** Collected data entries **
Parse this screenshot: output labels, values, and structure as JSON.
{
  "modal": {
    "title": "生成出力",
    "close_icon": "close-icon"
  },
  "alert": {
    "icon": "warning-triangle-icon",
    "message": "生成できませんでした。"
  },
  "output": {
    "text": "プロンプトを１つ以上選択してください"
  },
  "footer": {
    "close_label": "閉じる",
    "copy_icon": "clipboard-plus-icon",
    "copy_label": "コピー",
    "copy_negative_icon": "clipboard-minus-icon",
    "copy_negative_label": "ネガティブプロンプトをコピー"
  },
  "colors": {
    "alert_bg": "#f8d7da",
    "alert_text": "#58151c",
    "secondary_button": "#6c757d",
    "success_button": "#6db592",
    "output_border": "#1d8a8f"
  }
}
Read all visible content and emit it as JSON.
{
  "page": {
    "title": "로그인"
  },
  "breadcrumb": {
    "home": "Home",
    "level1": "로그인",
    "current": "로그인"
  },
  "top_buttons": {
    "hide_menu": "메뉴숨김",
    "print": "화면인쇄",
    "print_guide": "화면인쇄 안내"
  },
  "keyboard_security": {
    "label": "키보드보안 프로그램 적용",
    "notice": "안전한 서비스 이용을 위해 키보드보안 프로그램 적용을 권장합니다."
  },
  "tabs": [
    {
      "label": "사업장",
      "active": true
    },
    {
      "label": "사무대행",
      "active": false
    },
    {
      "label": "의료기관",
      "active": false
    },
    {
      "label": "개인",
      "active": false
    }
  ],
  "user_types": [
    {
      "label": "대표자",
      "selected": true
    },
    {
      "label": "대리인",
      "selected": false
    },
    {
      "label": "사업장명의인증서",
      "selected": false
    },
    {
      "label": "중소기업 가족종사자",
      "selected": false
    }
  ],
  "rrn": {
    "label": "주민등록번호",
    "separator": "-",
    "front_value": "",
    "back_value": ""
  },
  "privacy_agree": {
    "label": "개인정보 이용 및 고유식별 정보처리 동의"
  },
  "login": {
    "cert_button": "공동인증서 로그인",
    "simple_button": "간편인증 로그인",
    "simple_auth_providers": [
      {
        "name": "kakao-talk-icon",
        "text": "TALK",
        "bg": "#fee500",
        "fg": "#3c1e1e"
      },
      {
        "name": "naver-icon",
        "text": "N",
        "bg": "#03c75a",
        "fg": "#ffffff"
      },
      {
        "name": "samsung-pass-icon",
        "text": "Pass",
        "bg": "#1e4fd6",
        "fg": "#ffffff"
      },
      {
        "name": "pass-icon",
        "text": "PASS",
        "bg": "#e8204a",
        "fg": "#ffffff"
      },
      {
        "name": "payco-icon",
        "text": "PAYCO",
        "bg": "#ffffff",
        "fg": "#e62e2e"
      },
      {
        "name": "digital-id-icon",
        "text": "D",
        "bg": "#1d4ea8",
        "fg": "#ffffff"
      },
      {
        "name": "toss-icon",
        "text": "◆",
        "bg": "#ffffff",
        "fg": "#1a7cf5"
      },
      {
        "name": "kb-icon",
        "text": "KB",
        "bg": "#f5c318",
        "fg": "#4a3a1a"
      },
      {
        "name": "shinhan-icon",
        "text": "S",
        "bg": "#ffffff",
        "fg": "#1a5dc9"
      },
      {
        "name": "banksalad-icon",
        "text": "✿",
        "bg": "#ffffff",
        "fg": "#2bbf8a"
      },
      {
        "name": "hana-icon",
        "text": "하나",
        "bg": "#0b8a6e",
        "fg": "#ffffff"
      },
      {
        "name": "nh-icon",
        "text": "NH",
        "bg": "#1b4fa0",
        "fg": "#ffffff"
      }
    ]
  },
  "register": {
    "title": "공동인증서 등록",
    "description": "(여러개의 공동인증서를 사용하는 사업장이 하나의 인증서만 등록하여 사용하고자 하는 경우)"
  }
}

** Work instructions **
Identify and copy lines that hold the string "프로그램".

** Response to the exercise **
    "label": "키보드보안 프로그램 적용",
    "notice": "안전한 서비스 이용을 위해 키보드보안 프로그램 적용을 권장합니다."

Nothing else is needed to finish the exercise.